[Raw records]:
───

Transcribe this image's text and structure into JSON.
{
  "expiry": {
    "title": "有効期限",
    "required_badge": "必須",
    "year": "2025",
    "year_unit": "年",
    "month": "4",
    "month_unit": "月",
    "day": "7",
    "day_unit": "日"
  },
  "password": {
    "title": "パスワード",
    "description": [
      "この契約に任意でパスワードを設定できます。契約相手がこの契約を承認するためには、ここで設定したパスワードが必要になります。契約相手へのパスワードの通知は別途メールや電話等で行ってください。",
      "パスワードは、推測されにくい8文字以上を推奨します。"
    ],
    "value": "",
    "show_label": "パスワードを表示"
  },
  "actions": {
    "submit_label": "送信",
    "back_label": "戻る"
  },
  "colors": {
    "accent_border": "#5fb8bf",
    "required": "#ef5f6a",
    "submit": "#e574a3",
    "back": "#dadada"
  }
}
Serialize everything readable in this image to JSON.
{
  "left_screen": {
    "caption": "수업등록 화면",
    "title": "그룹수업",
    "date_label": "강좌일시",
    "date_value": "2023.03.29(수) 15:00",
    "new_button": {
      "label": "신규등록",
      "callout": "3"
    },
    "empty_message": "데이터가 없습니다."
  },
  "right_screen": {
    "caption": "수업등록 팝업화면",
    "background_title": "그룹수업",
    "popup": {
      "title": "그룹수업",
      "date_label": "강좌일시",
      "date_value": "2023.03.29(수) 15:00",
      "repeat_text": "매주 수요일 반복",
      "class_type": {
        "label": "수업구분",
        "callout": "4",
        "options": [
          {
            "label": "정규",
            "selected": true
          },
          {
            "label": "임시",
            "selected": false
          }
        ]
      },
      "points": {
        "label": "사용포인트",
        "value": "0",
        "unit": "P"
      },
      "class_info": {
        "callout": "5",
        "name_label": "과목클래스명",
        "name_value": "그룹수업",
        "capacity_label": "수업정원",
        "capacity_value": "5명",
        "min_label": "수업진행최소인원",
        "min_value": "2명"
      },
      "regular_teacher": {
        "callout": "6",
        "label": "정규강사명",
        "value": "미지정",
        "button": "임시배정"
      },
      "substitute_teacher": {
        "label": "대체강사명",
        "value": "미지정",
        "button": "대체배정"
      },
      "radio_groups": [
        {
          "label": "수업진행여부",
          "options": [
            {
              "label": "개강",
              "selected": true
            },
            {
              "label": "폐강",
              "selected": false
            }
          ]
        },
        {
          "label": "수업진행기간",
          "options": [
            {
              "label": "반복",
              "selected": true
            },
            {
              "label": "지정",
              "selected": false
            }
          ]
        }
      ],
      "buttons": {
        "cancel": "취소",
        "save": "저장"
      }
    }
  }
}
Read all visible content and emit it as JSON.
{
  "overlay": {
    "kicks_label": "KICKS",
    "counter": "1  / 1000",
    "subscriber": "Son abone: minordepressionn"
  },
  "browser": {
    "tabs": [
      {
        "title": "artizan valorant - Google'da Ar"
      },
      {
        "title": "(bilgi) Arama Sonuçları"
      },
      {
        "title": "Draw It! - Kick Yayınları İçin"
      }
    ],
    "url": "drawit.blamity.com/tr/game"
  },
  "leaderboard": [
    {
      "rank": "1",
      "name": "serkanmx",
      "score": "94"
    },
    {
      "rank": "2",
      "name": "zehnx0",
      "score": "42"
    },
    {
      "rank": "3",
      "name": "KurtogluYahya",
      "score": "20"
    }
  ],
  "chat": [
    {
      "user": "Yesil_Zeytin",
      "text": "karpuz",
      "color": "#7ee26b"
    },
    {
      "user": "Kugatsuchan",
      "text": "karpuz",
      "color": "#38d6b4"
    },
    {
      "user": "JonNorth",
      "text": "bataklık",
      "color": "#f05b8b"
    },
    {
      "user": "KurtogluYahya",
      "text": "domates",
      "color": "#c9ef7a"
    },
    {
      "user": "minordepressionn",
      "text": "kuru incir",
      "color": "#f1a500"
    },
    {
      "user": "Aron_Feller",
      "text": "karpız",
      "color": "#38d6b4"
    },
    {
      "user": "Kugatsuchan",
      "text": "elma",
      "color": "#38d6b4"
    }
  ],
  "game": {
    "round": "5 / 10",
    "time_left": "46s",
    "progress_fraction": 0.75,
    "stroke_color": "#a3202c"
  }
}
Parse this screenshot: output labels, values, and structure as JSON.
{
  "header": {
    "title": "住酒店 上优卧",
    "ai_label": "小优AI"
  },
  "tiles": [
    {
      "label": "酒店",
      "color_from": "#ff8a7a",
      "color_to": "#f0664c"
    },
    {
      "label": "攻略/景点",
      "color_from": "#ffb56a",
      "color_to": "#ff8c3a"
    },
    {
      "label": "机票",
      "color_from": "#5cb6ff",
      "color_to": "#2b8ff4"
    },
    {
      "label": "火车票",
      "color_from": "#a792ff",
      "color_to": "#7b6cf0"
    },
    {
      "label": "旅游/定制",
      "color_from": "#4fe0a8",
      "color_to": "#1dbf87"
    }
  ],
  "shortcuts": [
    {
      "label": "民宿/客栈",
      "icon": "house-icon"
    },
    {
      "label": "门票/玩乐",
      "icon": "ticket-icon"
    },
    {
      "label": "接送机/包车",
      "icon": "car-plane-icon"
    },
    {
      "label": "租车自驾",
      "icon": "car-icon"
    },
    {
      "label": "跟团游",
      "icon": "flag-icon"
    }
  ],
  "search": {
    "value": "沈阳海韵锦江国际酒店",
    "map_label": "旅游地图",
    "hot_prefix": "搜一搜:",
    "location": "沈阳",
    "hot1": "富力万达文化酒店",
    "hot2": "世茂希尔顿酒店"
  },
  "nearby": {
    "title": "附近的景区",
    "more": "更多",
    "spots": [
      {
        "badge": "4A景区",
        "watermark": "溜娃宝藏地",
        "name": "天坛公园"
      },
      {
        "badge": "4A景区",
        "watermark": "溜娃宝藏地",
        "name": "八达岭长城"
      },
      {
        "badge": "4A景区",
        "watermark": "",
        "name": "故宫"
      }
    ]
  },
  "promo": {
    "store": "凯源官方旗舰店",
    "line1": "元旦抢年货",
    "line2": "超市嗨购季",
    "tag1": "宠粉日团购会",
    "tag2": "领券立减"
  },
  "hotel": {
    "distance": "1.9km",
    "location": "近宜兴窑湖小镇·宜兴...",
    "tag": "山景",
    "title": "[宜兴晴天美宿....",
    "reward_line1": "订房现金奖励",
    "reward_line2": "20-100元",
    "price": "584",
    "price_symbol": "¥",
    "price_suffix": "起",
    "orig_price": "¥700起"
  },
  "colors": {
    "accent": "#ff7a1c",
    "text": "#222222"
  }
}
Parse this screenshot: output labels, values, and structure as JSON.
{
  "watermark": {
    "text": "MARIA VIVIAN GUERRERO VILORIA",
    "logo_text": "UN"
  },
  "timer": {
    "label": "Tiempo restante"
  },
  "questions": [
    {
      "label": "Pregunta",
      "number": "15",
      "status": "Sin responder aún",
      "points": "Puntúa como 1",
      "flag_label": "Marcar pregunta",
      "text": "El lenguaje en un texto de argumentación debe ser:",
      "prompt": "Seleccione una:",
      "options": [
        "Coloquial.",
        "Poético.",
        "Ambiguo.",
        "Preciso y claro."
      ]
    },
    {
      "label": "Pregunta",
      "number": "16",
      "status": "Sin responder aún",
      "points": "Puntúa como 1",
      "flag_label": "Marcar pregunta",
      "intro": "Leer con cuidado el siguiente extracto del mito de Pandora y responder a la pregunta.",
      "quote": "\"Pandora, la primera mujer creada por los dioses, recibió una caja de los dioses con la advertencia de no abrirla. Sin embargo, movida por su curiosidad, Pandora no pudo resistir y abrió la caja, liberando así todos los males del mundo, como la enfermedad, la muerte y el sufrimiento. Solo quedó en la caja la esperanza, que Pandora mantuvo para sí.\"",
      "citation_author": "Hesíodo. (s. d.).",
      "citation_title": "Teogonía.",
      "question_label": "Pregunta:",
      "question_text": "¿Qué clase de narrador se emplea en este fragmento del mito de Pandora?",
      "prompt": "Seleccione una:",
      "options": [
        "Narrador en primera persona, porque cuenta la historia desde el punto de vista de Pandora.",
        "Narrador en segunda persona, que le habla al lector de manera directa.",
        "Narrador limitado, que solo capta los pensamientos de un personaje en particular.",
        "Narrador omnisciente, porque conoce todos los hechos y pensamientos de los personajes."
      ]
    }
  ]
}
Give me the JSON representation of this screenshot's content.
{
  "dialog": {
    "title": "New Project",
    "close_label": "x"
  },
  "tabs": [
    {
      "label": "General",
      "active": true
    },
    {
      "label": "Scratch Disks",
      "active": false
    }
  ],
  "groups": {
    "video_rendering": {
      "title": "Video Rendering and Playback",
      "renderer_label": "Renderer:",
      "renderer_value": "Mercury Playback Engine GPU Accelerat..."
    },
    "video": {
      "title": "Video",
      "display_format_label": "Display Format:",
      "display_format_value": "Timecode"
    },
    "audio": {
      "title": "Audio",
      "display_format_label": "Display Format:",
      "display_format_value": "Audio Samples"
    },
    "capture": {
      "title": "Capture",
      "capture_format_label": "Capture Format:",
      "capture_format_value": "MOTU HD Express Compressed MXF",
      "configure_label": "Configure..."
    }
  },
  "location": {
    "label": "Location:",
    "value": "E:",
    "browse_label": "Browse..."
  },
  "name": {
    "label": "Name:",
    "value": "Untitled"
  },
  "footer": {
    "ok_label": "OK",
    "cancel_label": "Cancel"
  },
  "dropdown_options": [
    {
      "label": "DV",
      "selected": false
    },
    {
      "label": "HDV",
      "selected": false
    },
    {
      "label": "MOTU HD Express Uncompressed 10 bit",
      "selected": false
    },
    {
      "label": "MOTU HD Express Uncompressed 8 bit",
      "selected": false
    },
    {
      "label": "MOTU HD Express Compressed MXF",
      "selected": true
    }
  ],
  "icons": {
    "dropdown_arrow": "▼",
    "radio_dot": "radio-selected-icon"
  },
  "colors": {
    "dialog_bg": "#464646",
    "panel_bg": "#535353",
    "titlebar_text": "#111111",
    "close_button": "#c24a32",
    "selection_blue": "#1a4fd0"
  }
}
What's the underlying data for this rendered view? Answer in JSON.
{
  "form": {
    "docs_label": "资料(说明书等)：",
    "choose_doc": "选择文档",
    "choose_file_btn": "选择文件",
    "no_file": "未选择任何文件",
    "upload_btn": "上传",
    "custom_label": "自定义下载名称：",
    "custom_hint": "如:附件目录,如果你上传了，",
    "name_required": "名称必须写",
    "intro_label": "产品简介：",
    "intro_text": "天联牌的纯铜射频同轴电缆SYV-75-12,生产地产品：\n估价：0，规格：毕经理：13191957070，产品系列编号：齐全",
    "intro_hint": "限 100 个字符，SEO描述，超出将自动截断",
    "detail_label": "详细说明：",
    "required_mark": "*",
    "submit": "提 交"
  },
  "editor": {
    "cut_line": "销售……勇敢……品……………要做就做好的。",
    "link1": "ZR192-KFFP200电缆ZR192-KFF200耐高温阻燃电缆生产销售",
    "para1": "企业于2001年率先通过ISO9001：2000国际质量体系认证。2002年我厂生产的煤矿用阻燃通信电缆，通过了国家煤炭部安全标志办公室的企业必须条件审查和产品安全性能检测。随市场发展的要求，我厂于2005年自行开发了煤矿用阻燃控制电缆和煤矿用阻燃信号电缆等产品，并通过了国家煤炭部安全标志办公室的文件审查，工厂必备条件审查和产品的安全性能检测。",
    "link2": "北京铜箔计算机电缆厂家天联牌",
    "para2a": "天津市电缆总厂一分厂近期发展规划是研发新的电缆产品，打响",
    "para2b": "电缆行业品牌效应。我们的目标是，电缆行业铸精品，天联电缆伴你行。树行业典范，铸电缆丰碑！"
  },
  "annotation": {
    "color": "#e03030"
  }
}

───

[Set exercise]:
How many of the lines above hold "Pandora"? Answer with only the number.

[Solution for this exercise]:
4